--- start ---

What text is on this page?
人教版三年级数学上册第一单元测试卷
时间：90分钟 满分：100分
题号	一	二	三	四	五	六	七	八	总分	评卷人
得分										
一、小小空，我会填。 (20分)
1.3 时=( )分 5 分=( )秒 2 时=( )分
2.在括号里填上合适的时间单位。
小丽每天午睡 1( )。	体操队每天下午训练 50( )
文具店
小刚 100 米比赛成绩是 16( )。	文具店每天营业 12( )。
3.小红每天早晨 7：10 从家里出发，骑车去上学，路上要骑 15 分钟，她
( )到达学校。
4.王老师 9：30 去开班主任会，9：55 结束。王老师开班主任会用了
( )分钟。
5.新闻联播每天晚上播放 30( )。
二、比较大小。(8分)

--- end ---

Requirement: Output all of the data again, exactly.

Written answer:
What text is on this page?
人教版三年级数学上册第一单元测试卷
时间：90分钟 满分：100分
题号	一	二	三	四	五	六	七	八	总分	评卷人
得分										
一、小小空，我会填。 (20分)
1.3 时=( )分 5 分=( )秒 2 时=( )分
2.在括号里填上合适的时间单位。
小丽每天午睡 1( )。	体操队每天下午训练 50( )
文具店
小刚 100 米比赛成绩是 16( )。	文具店每天营业 12( )。
3.小红每天早晨 7：10 从家里出发，骑车去上学，路上要骑 15 分钟，她
( )到达学校。
4.王老师 9：30 去开班主任会，9：55 结束。王老师开班主任会用了
( )分钟。
5.新闻联播每天晚上播放 30( )。
二、比较大小。(8分)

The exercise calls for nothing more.